> _Stored data_
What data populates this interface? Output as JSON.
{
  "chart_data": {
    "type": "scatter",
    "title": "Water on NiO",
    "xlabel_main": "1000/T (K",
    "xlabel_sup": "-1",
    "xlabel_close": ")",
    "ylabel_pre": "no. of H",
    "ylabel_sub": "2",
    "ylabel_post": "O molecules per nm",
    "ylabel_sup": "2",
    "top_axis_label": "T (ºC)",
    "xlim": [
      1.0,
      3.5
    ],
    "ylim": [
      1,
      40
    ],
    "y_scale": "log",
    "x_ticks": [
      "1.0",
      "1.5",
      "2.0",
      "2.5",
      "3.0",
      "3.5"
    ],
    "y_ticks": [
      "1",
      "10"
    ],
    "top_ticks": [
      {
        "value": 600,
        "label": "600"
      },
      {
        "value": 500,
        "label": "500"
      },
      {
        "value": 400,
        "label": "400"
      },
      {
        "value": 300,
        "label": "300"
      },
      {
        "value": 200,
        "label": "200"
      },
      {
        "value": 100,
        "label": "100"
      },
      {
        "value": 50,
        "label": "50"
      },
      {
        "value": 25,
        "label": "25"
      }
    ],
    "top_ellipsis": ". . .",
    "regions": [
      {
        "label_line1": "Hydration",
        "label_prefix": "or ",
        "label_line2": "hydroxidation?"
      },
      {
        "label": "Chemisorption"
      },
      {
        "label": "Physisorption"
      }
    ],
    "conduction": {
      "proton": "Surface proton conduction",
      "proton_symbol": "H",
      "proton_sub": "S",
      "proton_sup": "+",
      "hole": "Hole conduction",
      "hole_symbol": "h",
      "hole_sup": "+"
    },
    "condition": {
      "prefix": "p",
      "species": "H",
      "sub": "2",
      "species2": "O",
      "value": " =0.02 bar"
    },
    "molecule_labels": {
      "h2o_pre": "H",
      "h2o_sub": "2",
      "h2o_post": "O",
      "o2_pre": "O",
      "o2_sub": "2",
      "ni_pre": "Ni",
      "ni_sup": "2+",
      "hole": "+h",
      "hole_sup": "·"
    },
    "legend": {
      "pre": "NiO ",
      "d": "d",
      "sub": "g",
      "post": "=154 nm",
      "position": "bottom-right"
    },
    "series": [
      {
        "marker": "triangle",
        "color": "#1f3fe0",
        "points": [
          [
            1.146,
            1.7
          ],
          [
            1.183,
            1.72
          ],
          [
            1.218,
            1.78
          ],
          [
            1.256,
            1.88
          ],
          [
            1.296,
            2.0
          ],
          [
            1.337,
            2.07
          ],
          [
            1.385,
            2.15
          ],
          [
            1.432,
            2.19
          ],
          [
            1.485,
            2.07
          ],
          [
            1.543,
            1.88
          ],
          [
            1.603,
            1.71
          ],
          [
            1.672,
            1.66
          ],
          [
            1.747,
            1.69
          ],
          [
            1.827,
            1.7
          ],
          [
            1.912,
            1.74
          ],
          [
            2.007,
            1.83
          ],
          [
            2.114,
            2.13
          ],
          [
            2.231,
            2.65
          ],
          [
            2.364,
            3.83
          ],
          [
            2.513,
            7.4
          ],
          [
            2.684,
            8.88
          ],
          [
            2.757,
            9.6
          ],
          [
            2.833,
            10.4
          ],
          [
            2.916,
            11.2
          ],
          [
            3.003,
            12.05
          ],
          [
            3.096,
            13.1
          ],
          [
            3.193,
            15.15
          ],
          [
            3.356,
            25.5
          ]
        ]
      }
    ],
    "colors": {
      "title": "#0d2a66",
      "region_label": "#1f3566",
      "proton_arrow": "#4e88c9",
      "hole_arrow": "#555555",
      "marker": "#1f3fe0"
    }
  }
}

> _WRITTEN REQUEST_
Find each line that has the word "value", then copy it out.

> _TASK OUTPUT_
        "value": 600,
        "value": 500,
        "value": 400,
        "value": 300,
        "value": 200,
        "value": 100,
        "value": 50,
        "value": 25,
      "value": " =0.02 bar"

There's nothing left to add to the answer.